Skip the images and copy each record exactly as written.

----- EXTRACTED RECORDS

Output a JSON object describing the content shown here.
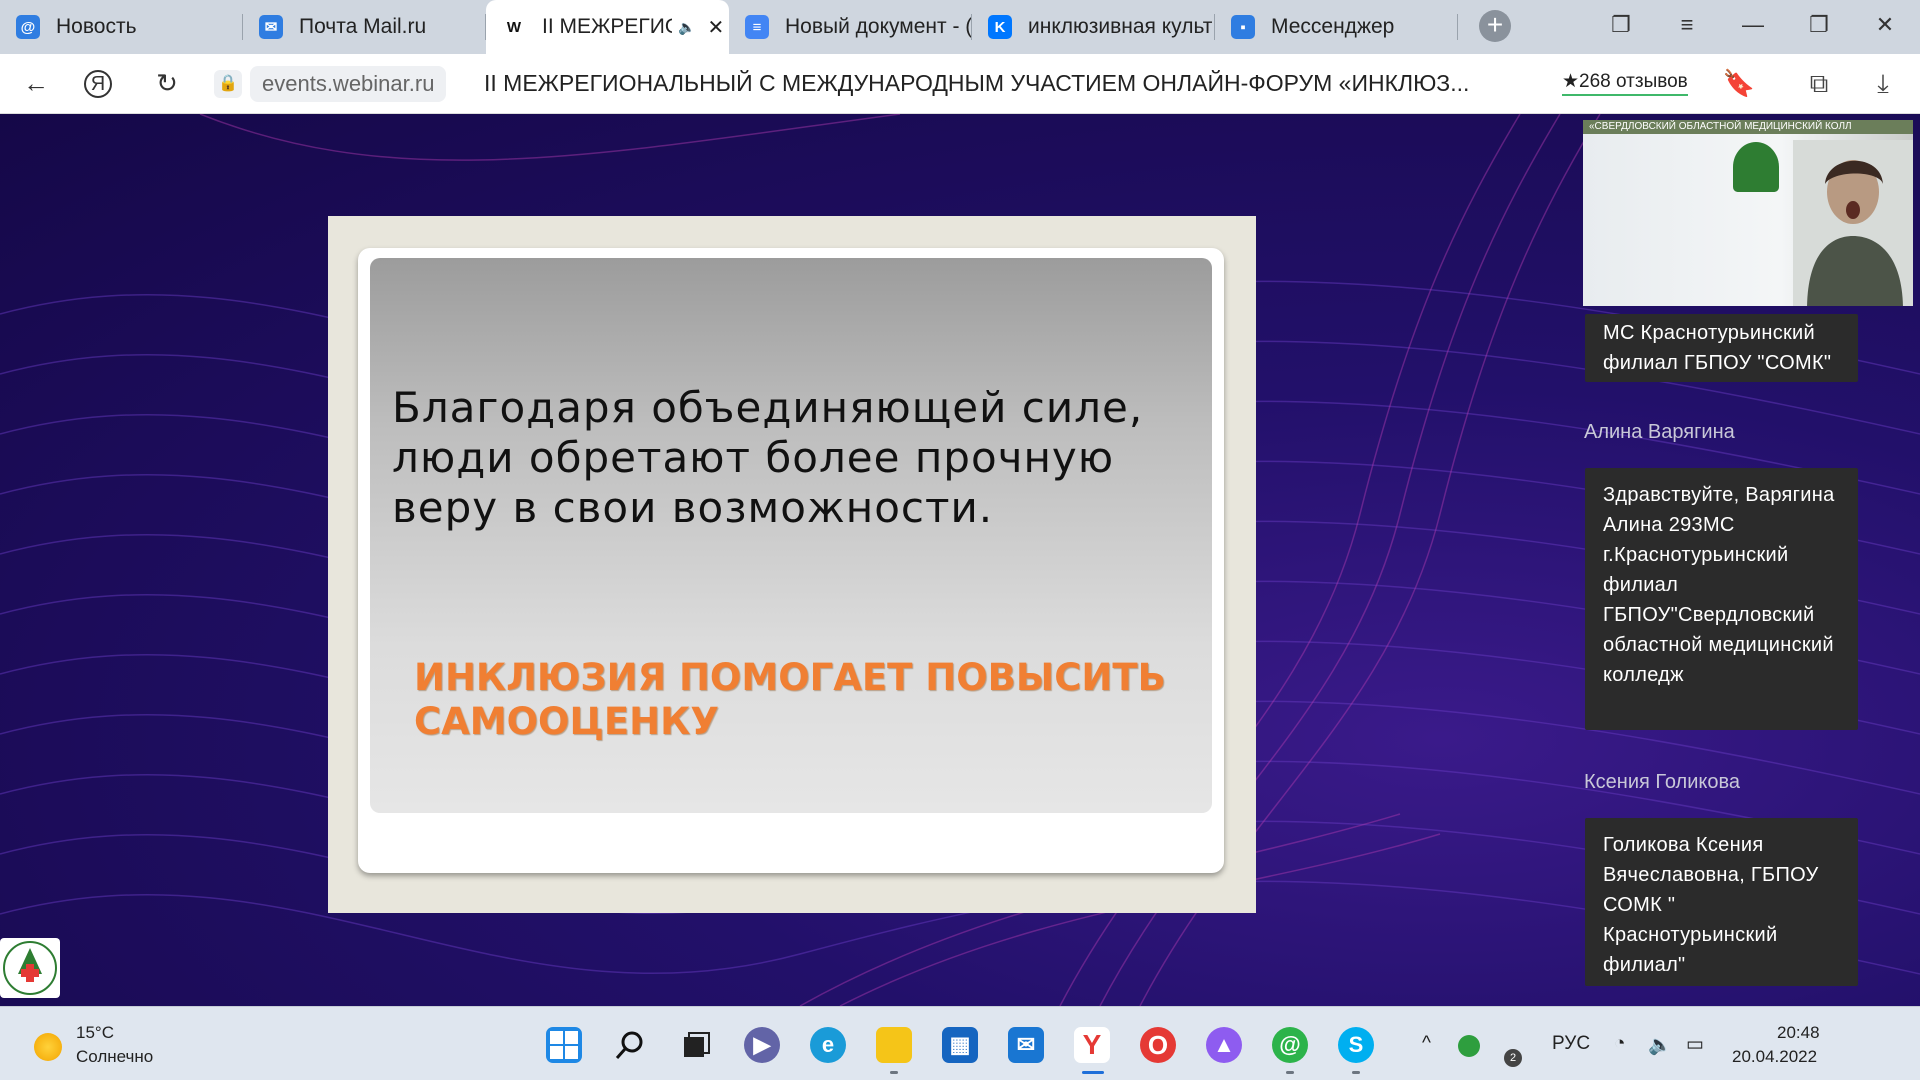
{
  "tabs": [
    {
      "label": "Новость",
      "icon": "at-icon",
      "color": "#2f7de1"
    },
    {
      "label": "Почта Mail.ru",
      "icon": "mail-icon",
      "color": "#2f7de1"
    },
    {
      "label": "II МЕЖРЕГИОН",
      "icon": "w-icon",
      "color": "#111111",
      "active": true
    },
    {
      "label": "Новый документ - (",
      "icon": "docs-icon",
      "color": "#4285f4"
    },
    {
      "label": "инклюзивная культ",
      "icon": "vk-icon",
      "color": "#0077ff"
    },
    {
      "label": "Мессенджер",
      "icon": "messenger-icon",
      "color": "#2f7de1"
    }
  ],
  "tab_icon_glyphs": {
    "at": "@",
    "mail": "✉",
    "w": "W",
    "docs": "≡",
    "vk": "K",
    "messenger": "▪"
  },
  "close_glyph": "✕",
  "audio_glyph": "🔈",
  "new_tab_glyph": "+",
  "window_controls": {
    "collections": "❐",
    "menu": "≡",
    "minimize": "—",
    "maximize": "❐",
    "close": "✕"
  },
  "addressbar": {
    "back": "←",
    "yandex": "Я",
    "reload": "↻",
    "lock": "🔒",
    "url": "events.webinar.ru",
    "page_title": "II МЕЖРЕГИОНАЛЬНЫЙ С МЕЖДУНАРОДНЫМ УЧАСТИЕМ ОНЛАЙН-ФОРУМ «ИНКЛЮЗ...",
    "reviews": "★268 отзывов",
    "bookmark": "🔖",
    "share": "⧉",
    "download": "⤓"
  },
  "slide": {
    "text": "Благодаря объединяющей силе, люди обретают более прочную веру в свои возможности.",
    "heading": "ИНКЛЮЗИЯ ПОМОГАЕТ ПОВЫСИТЬ САМООЦЕНКУ"
  },
  "video": {
    "banner": "«СВЕРДЛОВСКИЙ ОБЛАСТНОЙ МЕДИЦИНСКИЙ КОЛЛ"
  },
  "chat": {
    "first_message_tail": "МС Краснотурьинский филиал ГБПОУ \"СОМК\"",
    "messages": [
      {
        "author": "Алина Варягина",
        "text": "Здравствуйте, Варягина Алина 293МС г.Краснотурьинский филиал ГБПОУ\"Свердловский областной медицинский колледж"
      },
      {
        "author": "Ксения Голикова",
        "text": "Голикова Ксения Вячеславовна, ГБПОУ СОМК \" Краснотурьинский филиал\""
      }
    ]
  },
  "taskbar": {
    "weather_temp": "15°C",
    "weather_desc": "Солнечно",
    "apps": [
      "start-icon",
      "search-icon",
      "taskview-icon",
      "teams-icon",
      "edge-icon",
      "explorer-icon",
      "store-icon",
      "mail-icon",
      "yandex-icon",
      "opera-icon",
      "alice-icon",
      "mailru-agent-icon",
      "skype-icon"
    ],
    "language": "РУС",
    "time": "20:48",
    "date": "20.04.2022",
    "tray_glyphs": {
      "chevron": "^",
      "wifi": "◔",
      "volume": "🔈",
      "battery": "▭"
    },
    "badge": "2"
  }
}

----------

COMPLETED TASK ▸
Output a JSON object describing the content shown here.
{
  "tabs": [
    {
      "label": "Новость",
      "icon": "at-icon",
      "color": "#2f7de1"
    },
    {
      "label": "Почта Mail.ru",
      "icon": "mail-icon",
      "color": "#2f7de1"
    },
    {
      "label": "II МЕЖРЕГИОН",
      "icon": "w-icon",
      "color": "#111111",
      "active": true
    },
    {
      "label": "Новый документ - (",
      "icon": "docs-icon",
      "color": "#4285f4"
    },
    {
      "label": "инклюзивная культ",
      "icon": "vk-icon",
      "color": "#0077ff"
    },
    {
      "label": "Мессенджер",
      "icon": "messenger-icon",
      "color": "#2f7de1"
    }
  ],
  "tab_icon_glyphs": {
    "at": "@",
    "mail": "✉",
    "w": "W",
    "docs": "≡",
    "vk": "K",
    "messenger": "▪"
  },
  "close_glyph": "✕",
  "audio_glyph": "🔈",
  "new_tab_glyph": "+",
  "window_controls": {
    "collections": "❐",
    "menu": "≡",
    "minimize": "—",
    "maximize": "❐",
    "close": "✕"
  },
  "addressbar": {
    "back": "←",
    "yandex": "Я",
    "reload": "↻",
    "lock": "🔒",
    "url": "events.webinar.ru",
    "page_title": "II МЕЖРЕГИОНАЛЬНЫЙ С МЕЖДУНАРОДНЫМ УЧАСТИЕМ ОНЛАЙН-ФОРУМ «ИНКЛЮЗ...",
    "reviews": "★268 отзывов",
    "bookmark": "🔖",
    "share": "⧉",
    "download": "⤓"
  },
  "slide": {
    "text": "Благодаря объединяющей силе, люди обретают более прочную веру в свои возможности.",
    "heading": "ИНКЛЮЗИЯ ПОМОГАЕТ ПОВЫСИТЬ САМООЦЕНКУ"
  },
  "video": {
    "banner": "«СВЕРДЛОВСКИЙ ОБЛАСТНОЙ МЕДИЦИНСКИЙ КОЛЛ"
  },
  "chat": {
    "first_message_tail": "МС Краснотурьинский филиал ГБПОУ \"СОМК\"",
    "messages": [
      {
        "author": "Алина Варягина",
        "text": "Здравствуйте, Варягина Алина 293МС г.Краснотурьинский филиал ГБПОУ\"Свердловский областной медицинский колледж"
      },
      {
        "author": "Ксения Голикова",
        "text": "Голикова Ксения Вячеславовна, ГБПОУ СОМК \" Краснотурьинский филиал\""
      }
    ]
  },
  "taskbar": {
    "weather_temp": "15°C",
    "weather_desc": "Солнечно",
    "apps": [
      "start-icon",
      "search-icon",
      "taskview-icon",
      "teams-icon",
      "edge-icon",
      "explorer-icon",
      "store-icon",
      "mail-icon",
      "yandex-icon",
      "opera-icon",
      "alice-icon",
      "mailru-agent-icon",
      "skype-icon"
    ],
    "language": "РУС",
    "time": "20:48",
    "date": "20.04.2022",
    "tray_glyphs": {
      "chevron": "^",
      "wifi": "◔",
      "volume": "🔈",
      "battery": "▭"
    },
    "badge": "2"
  }
}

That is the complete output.